### Element location listing
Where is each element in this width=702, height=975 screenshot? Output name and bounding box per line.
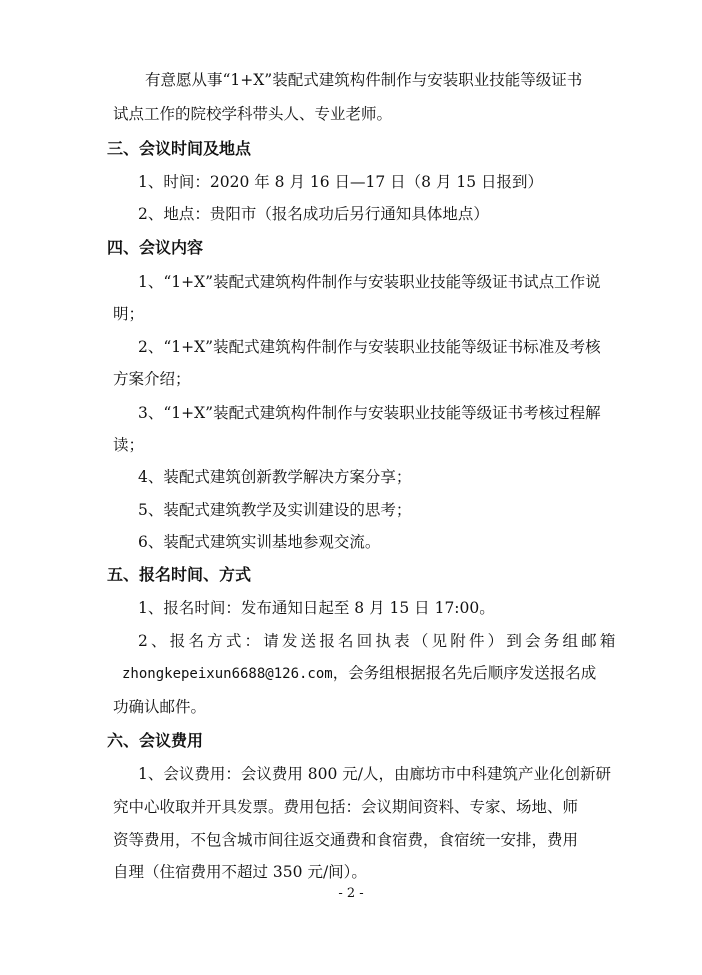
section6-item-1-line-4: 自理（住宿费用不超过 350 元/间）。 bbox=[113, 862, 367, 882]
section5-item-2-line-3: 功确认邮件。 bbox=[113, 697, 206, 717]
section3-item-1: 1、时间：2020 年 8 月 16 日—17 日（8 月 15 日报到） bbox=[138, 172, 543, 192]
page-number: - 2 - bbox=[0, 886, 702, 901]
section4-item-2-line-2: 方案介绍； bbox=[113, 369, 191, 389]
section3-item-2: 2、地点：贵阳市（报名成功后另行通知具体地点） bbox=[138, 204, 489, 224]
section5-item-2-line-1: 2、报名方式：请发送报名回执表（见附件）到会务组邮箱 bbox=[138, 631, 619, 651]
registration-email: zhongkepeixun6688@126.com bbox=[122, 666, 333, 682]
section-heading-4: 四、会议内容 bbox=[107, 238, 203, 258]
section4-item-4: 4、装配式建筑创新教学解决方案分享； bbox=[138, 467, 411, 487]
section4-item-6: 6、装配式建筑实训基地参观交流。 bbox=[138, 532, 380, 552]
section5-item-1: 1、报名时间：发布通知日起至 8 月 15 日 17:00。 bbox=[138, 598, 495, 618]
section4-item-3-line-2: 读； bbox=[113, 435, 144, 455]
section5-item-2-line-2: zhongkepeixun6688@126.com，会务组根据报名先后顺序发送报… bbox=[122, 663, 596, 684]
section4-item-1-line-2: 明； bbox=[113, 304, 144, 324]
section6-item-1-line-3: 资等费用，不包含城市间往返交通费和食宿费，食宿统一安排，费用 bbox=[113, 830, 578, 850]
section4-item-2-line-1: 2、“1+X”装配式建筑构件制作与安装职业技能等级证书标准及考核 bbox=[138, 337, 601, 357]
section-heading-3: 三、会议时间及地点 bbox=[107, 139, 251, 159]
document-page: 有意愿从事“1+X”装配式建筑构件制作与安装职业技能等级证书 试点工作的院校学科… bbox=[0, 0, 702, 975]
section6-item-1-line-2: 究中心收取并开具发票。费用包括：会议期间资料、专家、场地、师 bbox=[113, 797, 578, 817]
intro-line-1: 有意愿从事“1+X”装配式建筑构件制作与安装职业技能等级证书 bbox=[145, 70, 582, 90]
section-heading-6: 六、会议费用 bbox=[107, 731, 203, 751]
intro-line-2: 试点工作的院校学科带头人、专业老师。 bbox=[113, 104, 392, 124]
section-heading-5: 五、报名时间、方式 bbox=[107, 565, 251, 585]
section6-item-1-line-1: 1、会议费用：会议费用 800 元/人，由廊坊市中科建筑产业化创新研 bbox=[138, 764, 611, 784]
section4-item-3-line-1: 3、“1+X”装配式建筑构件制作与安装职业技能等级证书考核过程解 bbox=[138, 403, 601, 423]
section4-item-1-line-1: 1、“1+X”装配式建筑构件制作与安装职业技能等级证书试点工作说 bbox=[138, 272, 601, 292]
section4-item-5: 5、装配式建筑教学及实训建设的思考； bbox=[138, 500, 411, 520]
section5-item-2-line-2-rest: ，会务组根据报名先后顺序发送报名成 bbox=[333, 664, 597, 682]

### Exercise directions
Copy every line of the listing above verbatim, omitting the picture.

### Solution to the problem
Where is each element in this width=702, height=975 screenshot? Output name and bounding box per line.
section6-item-1-line-4: 自理（住宿费用不超过 350 元/间）。 bbox=[113, 862, 367, 882]
section5-item-2-line-3: 功确认邮件。 bbox=[113, 697, 206, 717]
section3-item-1: 1、时间：2020 年 8 月 16 日—17 日（8 月 15 日报到） bbox=[138, 172, 543, 192]
page-number: - 2 - bbox=[0, 886, 702, 901]
section4-item-2-line-2: 方案介绍； bbox=[113, 369, 191, 389]
section3-item-2: 2、地点：贵阳市（报名成功后另行通知具体地点） bbox=[138, 204, 489, 224]
section5-item-2-line-1: 2、报名方式：请发送报名回执表（见附件）到会务组邮箱 bbox=[138, 631, 619, 651]
registration-email: zhongkepeixun6688@126.com bbox=[122, 666, 333, 682]
section-heading-4: 四、会议内容 bbox=[107, 238, 203, 258]
section4-item-4: 4、装配式建筑创新教学解决方案分享； bbox=[138, 467, 411, 487]
section4-item-6: 6、装配式建筑实训基地参观交流。 bbox=[138, 532, 380, 552]
section5-item-1: 1、报名时间：发布通知日起至 8 月 15 日 17:00。 bbox=[138, 598, 495, 618]
section4-item-3-line-2: 读； bbox=[113, 435, 144, 455]
section5-item-2-line-2: zhongkepeixun6688@126.com，会务组根据报名先后顺序发送报… bbox=[122, 663, 596, 684]
section4-item-1-line-2: 明； bbox=[113, 304, 144, 324]
section6-item-1-line-3: 资等费用，不包含城市间往返交通费和食宿费，食宿统一安排，费用 bbox=[113, 830, 578, 850]
section4-item-2-line-1: 2、“1+X”装配式建筑构件制作与安装职业技能等级证书标准及考核 bbox=[138, 337, 601, 357]
section-heading-3: 三、会议时间及地点 bbox=[107, 139, 251, 159]
document-page: 有意愿从事“1+X”装配式建筑构件制作与安装职业技能等级证书 试点工作的院校学科… bbox=[0, 0, 702, 975]
section6-item-1-line-2: 究中心收取并开具发票。费用包括：会议期间资料、专家、场地、师 bbox=[113, 797, 578, 817]
intro-line-1: 有意愿从事“1+X”装配式建筑构件制作与安装职业技能等级证书 bbox=[145, 70, 582, 90]
section-heading-6: 六、会议费用 bbox=[107, 731, 203, 751]
intro-line-2: 试点工作的院校学科带头人、专业老师。 bbox=[113, 104, 392, 124]
section-heading-5: 五、报名时间、方式 bbox=[107, 565, 251, 585]
section6-item-1-line-1: 1、会议费用：会议费用 800 元/人，由廊坊市中科建筑产业化创新研 bbox=[138, 764, 611, 784]
section4-item-3-line-1: 3、“1+X”装配式建筑构件制作与安装职业技能等级证书考核过程解 bbox=[138, 403, 601, 423]
section4-item-1-line-1: 1、“1+X”装配式建筑构件制作与安装职业技能等级证书试点工作说 bbox=[138, 272, 601, 292]
section4-item-5: 5、装配式建筑教学及实训建设的思考； bbox=[138, 500, 411, 520]
section5-item-2-line-2-rest: ，会务组根据报名先后顺序发送报名成 bbox=[333, 664, 597, 682]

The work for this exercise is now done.